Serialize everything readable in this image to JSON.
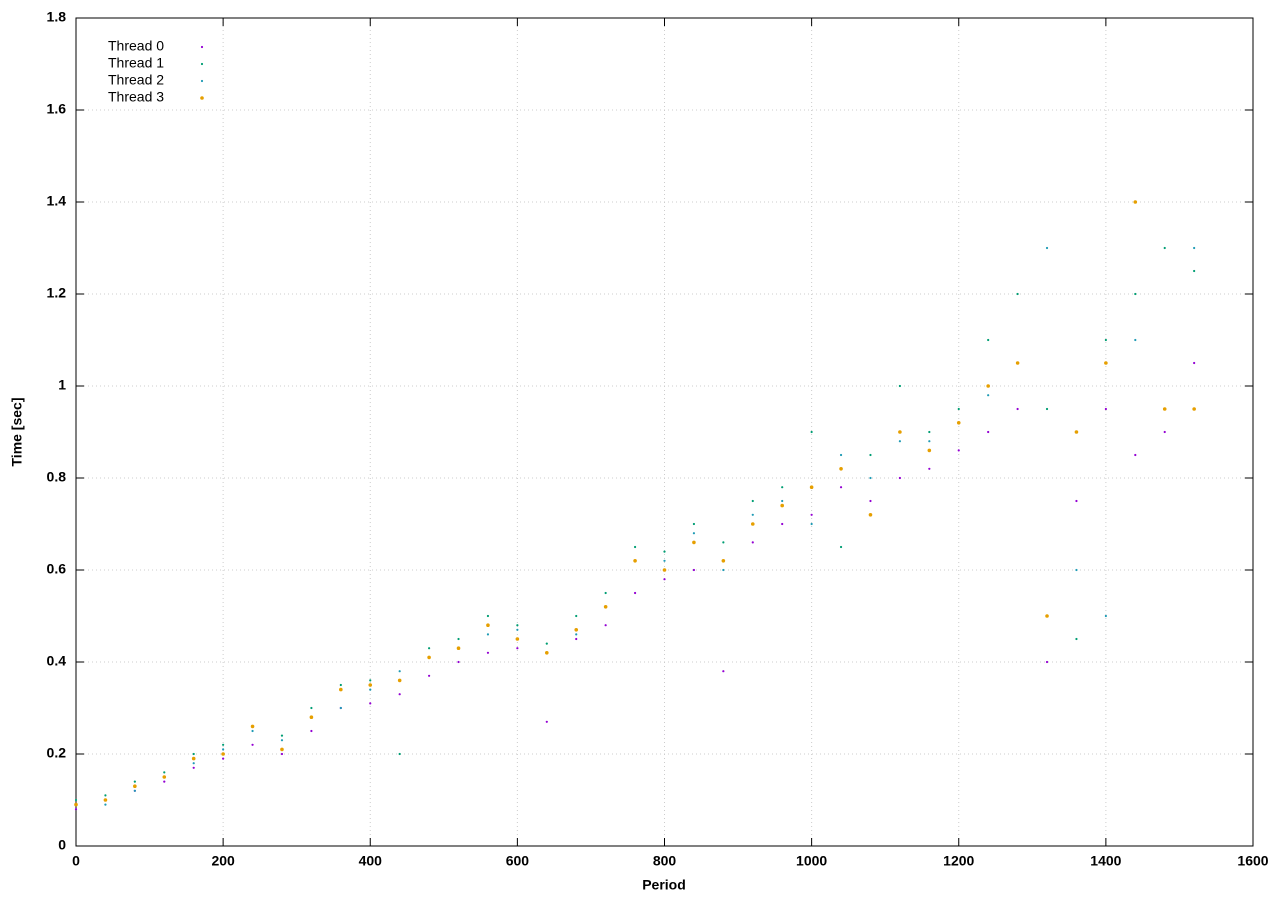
{
  "chart_data": {
    "type": "scatter",
    "xlabel": "Period",
    "ylabel": "Time [sec]",
    "x": [
      0,
      40,
      80,
      120,
      160,
      200,
      240,
      280,
      320,
      360,
      400,
      440,
      480,
      520,
      560,
      600,
      640,
      680,
      720,
      760,
      800,
      840,
      880,
      920,
      960,
      1000,
      1040,
      1080,
      1120,
      1160,
      1200,
      1240,
      1280,
      1320,
      1360,
      1400,
      1440,
      1480,
      1520
    ],
    "series": [
      {
        "name": "Thread 0",
        "color": "#9400d3",
        "values": [
          0.08,
          0.1,
          0.12,
          0.14,
          0.17,
          0.19,
          0.22,
          0.2,
          0.25,
          0.3,
          0.31,
          0.33,
          0.37,
          0.4,
          0.42,
          0.43,
          0.27,
          0.45,
          0.48,
          0.55,
          0.58,
          0.6,
          0.38,
          0.66,
          0.7,
          0.72,
          0.78,
          0.75,
          0.8,
          0.82,
          0.86,
          0.9,
          0.95,
          0.4,
          0.75,
          0.95,
          0.85,
          0.9,
          1.05
        ]
      },
      {
        "name": "Thread 1",
        "color": "#009e73",
        "values": [
          0.1,
          0.11,
          0.14,
          0.16,
          0.2,
          0.22,
          0.26,
          0.24,
          0.3,
          0.35,
          0.36,
          0.2,
          0.43,
          0.45,
          0.5,
          0.48,
          0.44,
          0.5,
          0.55,
          0.65,
          0.64,
          0.7,
          0.66,
          0.75,
          0.78,
          0.9,
          0.65,
          0.85,
          1.0,
          0.9,
          0.95,
          1.1,
          1.2,
          0.95,
          0.45,
          1.1,
          1.2,
          1.3,
          1.25
        ]
      },
      {
        "name": "Thread 2",
        "color": "#1f9bb5",
        "values": [
          0.09,
          0.09,
          0.12,
          0.15,
          0.18,
          0.21,
          0.25,
          0.23,
          0.28,
          0.3,
          0.34,
          0.38,
          0.41,
          0.43,
          0.46,
          0.47,
          0.42,
          0.46,
          0.52,
          0.62,
          0.62,
          0.68,
          0.6,
          0.72,
          0.75,
          0.7,
          0.85,
          0.8,
          0.88,
          0.88,
          0.92,
          0.98,
          1.05,
          1.3,
          0.6,
          0.5,
          1.1,
          0.95,
          1.3
        ]
      },
      {
        "name": "Thread 3",
        "color": "#e69f00",
        "values": [
          0.09,
          0.1,
          0.13,
          0.15,
          0.19,
          0.2,
          0.26,
          0.21,
          0.28,
          0.34,
          0.35,
          0.36,
          0.41,
          0.43,
          0.48,
          0.45,
          0.42,
          0.47,
          0.52,
          0.62,
          0.6,
          0.66,
          0.62,
          0.7,
          0.74,
          0.78,
          0.82,
          0.72,
          0.9,
          0.86,
          0.92,
          1.0,
          1.05,
          0.5,
          0.9,
          1.05,
          1.4,
          0.95,
          0.95
        ]
      }
    ],
    "xlim": [
      0,
      1600
    ],
    "xticks": [
      0,
      200,
      400,
      600,
      800,
      1000,
      1200,
      1400,
      1600
    ],
    "ylim": [
      0,
      1.8
    ],
    "yticks": [
      0,
      0.2,
      0.4,
      0.6,
      0.8,
      1,
      1.2,
      1.4,
      1.6,
      1.8
    ],
    "grid": true,
    "legend": "top-left"
  }
}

-=-=-

Direction: Tally the lines of the listing that include "color". Reply with nothing but the count.

Reply to the task: 4